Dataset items
◇ ◇ ◇ ◇ ◇ ◇ ◇
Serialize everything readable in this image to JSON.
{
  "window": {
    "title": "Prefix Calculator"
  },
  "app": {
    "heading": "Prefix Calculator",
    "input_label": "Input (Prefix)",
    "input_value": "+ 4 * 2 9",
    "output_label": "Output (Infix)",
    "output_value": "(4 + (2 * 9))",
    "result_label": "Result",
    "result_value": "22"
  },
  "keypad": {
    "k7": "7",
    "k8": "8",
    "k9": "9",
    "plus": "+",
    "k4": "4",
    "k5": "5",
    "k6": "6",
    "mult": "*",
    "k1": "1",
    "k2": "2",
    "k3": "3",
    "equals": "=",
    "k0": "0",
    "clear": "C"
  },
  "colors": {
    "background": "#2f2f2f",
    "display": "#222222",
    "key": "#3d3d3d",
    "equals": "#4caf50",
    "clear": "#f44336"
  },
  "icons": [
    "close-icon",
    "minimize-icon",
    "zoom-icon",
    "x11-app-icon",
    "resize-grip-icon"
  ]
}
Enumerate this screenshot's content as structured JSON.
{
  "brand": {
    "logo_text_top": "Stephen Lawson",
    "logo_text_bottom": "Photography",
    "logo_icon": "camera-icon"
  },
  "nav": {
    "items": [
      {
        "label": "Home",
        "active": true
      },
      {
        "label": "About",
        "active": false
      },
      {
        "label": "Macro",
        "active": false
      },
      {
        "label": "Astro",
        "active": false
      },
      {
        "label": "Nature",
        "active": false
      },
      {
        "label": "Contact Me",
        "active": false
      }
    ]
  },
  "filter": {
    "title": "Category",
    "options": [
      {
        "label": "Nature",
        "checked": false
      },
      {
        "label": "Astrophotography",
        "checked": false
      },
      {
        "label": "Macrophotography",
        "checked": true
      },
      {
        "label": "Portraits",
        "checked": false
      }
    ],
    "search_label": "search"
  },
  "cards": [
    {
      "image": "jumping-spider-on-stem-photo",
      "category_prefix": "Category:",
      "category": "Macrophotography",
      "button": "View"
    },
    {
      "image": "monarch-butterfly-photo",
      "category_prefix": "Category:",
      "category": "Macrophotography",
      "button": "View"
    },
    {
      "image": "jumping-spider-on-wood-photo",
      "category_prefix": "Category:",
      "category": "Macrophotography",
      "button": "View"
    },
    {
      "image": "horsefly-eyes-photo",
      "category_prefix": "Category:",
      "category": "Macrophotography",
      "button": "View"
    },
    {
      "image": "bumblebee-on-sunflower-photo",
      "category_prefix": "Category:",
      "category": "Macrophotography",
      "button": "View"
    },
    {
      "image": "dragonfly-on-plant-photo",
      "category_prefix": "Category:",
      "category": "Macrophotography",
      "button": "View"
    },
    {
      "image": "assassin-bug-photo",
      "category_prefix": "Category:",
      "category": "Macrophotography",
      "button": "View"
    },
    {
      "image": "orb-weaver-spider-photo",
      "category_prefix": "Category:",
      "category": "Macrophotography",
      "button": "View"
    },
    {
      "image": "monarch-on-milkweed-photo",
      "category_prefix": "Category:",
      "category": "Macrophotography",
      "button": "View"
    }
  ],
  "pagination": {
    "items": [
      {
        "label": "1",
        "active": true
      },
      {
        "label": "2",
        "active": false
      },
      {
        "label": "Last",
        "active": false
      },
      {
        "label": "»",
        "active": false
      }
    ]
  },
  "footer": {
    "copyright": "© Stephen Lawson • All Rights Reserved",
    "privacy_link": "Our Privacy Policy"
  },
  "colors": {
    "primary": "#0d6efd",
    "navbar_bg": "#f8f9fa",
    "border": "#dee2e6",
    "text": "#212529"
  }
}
◇ ◇ ◇ ◇ ◇ ◇ ◇
*DIRECTIVE*.
Copy out each record, keeping every word as it is.

*ANSWER*.
Serialize everything readable in this image to JSON.
{
  "window": {
    "title": "Prefix Calculator"
  },
  "app": {
    "heading": "Prefix Calculator",
    "input_label": "Input (Prefix)",
    "input_value": "+ 4 * 2 9",
    "output_label": "Output (Infix)",
    "output_value": "(4 + (2 * 9))",
    "result_label": "Result",
    "result_value": "22"
  },
  "keypad": {
    "k7": "7",
    "k8": "8",
    "k9": "9",
    "plus": "+",
    "k4": "4",
    "k5": "5",
    "k6": "6",
    "mult": "*",
    "k1": "1",
    "k2": "2",
    "k3": "3",
    "equals": "=",
    "k0": "0",
    "clear": "C"
  },
  "colors": {
    "background": "#2f2f2f",
    "display": "#222222",
    "key": "#3d3d3d",
    "equals": "#4caf50",
    "clear": "#f44336"
  },
  "icons": [
    "close-icon",
    "minimize-icon",
    "zoom-icon",
    "x11-app-icon",
    "resize-grip-icon"
  ]
}
Enumerate this screenshot's content as structured JSON.
{
  "brand": {
    "logo_text_top": "Stephen Lawson",
    "logo_text_bottom": "Photography",
    "logo_icon": "camera-icon"
  },
  "nav": {
    "items": [
      {
        "label": "Home",
        "active": true
      },
      {
        "label": "About",
        "active": false
      },
      {
        "label": "Macro",
        "active": false
      },
      {
        "label": "Astro",
        "active": false
      },
      {
        "label": "Nature",
        "active": false
      },
      {
        "label": "Contact Me",
        "active": false
      }
    ]
  },
  "filter": {
    "title": "Category",
    "options": [
      {
        "label": "Nature",
        "checked": false
      },
      {
        "label": "Astrophotography",
        "checked": false
      },
      {
        "label": "Macrophotography",
        "checked": true
      },
      {
        "label": "Portraits",
        "checked": false
      }
    ],
    "search_label": "search"
  },
  "cards": [
    {
      "image": "jumping-spider-on-stem-photo",
      "category_prefix": "Category:",
      "category": "Macrophotography",
      "button": "View"
    },
    {
      "image": "monarch-butterfly-photo",
      "category_prefix": "Category:",
      "category": "Macrophotography",
      "button": "View"
    },
    {
      "image": "jumping-spider-on-wood-photo",
      "category_prefix": "Category:",
      "category": "Macrophotography",
      "button": "View"
    },
    {
      "image": "horsefly-eyes-photo",
      "category_prefix": "Category:",
      "category": "Macrophotography",
      "button": "View"
    },
    {
      "image": "bumblebee-on-sunflower-photo",
      "category_prefix": "Category:",
      "category": "Macrophotography",
      "button": "View"
    },
    {
      "image": "dragonfly-on-plant-photo",
      "category_prefix": "Category:",
      "category": "Macrophotography",
      "button": "View"
    },
    {
      "image": "assassin-bug-photo",
      "category_prefix": "Category:",
      "category": "Macrophotography",
      "button": "View"
    },
    {
      "image": "orb-weaver-spider-photo",
      "category_prefix": "Category:",
      "category": "Macrophotography",
      "button": "View"
    },
    {
      "image": "monarch-on-milkweed-photo",
      "category_prefix": "Category:",
      "category": "Macrophotography",
      "button": "View"
    }
  ],
  "pagination": {
    "items": [
      {
        "label": "1",
        "active": true
      },
      {
        "label": "2",
        "active": false
      },
      {
        "label": "Last",
        "active": false
      },
      {
        "label": "»",
        "active": false
      }
    ]
  },
  "footer": {
    "copyright": "© Stephen Lawson • All Rights Reserved",
    "privacy_link": "Our Privacy Policy"
  },
  "colors": {
    "primary": "#0d6efd",
    "navbar_bg": "#f8f9fa",
    "border": "#dee2e6",
    "text": "#212529"
  }
}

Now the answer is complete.